YOUR GOAL. Track down the lines that contain "none" and copy them.

DATA FOR THE TASK.
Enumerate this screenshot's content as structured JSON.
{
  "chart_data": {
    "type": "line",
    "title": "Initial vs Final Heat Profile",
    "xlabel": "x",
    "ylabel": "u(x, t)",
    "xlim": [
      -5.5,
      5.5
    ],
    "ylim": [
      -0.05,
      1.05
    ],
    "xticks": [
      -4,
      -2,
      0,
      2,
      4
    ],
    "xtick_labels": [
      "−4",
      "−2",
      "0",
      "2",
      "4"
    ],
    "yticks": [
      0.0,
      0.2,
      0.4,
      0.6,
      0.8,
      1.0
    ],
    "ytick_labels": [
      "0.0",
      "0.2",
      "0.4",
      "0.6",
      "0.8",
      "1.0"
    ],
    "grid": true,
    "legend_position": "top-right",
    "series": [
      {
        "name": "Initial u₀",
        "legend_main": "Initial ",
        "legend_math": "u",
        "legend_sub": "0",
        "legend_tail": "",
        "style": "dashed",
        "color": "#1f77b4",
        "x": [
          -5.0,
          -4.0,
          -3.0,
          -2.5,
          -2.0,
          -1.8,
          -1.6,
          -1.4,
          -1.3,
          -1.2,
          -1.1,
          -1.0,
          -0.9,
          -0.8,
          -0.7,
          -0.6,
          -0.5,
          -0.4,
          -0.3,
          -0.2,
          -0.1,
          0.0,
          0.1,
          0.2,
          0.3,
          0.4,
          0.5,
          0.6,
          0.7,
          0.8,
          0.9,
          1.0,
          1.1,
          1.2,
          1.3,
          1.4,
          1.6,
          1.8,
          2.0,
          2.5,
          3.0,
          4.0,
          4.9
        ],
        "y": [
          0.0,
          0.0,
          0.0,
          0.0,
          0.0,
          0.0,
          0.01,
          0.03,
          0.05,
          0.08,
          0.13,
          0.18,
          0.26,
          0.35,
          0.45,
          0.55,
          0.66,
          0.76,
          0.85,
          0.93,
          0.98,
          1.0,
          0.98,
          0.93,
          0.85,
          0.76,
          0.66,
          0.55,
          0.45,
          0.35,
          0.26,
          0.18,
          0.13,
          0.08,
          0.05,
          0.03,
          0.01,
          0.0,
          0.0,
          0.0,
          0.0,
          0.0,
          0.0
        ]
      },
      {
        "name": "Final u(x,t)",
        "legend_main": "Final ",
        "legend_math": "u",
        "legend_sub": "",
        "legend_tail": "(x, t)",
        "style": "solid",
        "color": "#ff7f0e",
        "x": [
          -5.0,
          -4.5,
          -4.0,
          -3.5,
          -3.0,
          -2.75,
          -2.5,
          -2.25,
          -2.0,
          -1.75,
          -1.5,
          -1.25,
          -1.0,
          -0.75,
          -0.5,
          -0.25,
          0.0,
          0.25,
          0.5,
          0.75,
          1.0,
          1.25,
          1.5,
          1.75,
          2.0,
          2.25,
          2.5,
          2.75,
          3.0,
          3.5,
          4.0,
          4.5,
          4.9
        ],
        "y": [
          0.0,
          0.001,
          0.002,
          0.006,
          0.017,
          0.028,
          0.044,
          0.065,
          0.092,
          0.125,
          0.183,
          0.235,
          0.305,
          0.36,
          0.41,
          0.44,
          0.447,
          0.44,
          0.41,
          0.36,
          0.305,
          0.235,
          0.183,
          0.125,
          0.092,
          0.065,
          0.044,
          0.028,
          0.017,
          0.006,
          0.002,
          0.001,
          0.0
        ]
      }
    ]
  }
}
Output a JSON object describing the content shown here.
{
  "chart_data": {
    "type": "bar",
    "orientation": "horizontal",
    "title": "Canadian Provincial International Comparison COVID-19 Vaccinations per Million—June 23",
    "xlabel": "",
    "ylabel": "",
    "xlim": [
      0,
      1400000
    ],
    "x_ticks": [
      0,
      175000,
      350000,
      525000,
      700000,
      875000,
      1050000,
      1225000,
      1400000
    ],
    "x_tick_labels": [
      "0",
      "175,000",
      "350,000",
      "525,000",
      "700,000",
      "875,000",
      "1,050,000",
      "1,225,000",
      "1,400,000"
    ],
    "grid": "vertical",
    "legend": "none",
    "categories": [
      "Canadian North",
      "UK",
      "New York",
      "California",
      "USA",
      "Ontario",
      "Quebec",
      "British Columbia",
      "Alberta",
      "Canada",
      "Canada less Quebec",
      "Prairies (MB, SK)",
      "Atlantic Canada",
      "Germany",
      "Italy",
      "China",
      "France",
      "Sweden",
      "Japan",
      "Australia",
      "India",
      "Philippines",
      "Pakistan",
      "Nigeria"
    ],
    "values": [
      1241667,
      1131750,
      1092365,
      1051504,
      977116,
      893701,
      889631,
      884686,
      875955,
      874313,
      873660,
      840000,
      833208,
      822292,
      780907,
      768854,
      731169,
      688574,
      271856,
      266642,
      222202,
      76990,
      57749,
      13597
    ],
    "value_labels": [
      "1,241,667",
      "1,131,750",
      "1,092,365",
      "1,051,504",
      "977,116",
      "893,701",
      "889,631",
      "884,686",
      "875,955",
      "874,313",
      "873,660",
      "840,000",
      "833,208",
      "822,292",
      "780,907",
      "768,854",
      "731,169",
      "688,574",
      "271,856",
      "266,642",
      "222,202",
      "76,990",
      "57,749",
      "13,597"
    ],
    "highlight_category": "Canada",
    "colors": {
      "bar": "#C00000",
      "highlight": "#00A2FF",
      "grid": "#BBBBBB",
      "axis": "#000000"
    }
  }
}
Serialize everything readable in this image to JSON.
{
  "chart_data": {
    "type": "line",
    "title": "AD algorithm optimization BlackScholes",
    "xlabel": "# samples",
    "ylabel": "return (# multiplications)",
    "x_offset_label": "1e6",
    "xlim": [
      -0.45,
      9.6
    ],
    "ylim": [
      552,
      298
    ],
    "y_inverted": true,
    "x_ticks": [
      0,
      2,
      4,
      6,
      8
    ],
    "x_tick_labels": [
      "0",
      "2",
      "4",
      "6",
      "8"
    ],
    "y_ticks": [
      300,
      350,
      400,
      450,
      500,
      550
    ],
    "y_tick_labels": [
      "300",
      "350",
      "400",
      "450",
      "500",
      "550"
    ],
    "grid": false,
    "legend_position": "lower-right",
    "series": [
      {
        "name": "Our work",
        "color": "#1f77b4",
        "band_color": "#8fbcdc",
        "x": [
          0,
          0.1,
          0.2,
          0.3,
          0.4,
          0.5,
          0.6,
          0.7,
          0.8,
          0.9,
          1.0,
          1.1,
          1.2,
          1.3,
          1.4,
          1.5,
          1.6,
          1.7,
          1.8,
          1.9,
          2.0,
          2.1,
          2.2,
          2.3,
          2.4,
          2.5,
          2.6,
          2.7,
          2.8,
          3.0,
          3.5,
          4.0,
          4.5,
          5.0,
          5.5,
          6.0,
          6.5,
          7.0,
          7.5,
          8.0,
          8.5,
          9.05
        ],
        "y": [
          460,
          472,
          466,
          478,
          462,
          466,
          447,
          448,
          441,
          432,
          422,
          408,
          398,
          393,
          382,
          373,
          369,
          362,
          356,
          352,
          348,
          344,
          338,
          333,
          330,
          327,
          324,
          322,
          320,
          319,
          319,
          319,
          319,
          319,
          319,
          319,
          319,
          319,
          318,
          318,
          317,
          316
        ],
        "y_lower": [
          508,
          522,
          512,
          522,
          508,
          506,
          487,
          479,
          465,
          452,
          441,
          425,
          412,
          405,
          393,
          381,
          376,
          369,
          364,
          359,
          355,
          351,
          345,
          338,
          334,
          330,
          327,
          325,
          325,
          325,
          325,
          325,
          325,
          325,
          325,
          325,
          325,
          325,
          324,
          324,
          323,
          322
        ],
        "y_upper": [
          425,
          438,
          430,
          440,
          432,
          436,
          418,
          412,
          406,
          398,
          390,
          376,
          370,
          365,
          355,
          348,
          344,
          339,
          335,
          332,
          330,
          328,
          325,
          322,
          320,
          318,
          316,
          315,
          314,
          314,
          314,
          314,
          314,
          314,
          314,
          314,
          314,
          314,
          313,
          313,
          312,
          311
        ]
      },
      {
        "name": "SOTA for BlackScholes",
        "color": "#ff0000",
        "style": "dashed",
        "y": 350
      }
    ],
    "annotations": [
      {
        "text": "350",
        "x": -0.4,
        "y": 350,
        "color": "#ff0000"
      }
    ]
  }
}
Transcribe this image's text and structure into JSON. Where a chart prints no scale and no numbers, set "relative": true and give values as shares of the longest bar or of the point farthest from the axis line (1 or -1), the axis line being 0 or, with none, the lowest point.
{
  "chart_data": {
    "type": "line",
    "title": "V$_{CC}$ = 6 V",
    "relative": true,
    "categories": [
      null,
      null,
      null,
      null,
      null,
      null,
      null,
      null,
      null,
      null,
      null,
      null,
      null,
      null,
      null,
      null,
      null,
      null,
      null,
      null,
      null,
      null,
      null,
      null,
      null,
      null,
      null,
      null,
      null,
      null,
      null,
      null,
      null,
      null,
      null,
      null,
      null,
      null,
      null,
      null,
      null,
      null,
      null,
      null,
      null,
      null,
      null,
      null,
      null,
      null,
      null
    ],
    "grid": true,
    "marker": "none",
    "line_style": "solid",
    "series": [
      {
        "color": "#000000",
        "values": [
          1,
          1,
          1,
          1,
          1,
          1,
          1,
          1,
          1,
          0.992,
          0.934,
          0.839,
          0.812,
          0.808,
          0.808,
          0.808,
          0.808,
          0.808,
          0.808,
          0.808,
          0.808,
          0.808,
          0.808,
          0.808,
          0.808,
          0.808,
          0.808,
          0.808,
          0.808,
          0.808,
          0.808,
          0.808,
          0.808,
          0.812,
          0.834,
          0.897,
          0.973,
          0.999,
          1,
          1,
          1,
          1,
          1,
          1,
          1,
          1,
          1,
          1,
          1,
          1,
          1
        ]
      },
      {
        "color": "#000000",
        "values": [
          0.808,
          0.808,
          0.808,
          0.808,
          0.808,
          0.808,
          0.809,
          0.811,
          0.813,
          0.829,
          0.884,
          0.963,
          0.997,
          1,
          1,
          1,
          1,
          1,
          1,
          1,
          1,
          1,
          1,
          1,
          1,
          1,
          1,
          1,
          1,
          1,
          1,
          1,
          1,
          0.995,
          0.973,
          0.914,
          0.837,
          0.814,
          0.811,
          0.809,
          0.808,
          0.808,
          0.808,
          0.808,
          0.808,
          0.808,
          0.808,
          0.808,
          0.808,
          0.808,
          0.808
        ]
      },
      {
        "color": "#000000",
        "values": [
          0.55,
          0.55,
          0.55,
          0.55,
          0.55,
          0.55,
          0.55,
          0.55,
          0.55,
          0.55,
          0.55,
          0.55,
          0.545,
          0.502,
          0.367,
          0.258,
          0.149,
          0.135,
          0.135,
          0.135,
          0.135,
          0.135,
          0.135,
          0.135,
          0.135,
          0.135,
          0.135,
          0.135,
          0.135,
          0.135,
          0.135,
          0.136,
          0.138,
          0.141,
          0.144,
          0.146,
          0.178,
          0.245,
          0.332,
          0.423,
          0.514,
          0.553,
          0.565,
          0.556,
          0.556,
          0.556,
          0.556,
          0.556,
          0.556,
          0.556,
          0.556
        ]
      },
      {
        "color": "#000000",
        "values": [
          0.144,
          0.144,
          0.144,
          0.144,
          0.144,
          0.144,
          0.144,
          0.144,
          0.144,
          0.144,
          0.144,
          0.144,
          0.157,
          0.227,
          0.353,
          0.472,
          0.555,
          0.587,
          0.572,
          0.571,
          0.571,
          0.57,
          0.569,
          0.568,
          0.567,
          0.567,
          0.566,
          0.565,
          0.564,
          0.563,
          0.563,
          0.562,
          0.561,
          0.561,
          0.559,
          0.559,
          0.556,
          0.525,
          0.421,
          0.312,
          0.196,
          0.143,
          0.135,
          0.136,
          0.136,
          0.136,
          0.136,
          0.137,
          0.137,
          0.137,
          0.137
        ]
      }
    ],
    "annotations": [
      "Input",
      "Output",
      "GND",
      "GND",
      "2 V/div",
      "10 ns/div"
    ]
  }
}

TASK RESPONSE.
    "legend": "none",
Transcribe this image's text and structure into JSON. Where a chart prints no scale and no numbers, set "relative": true and give values as shares of the longest bar or of the point farthest from the axis line (1 or -1), the axis line being 0 or, with none, the lowest point.
    "marker": "none",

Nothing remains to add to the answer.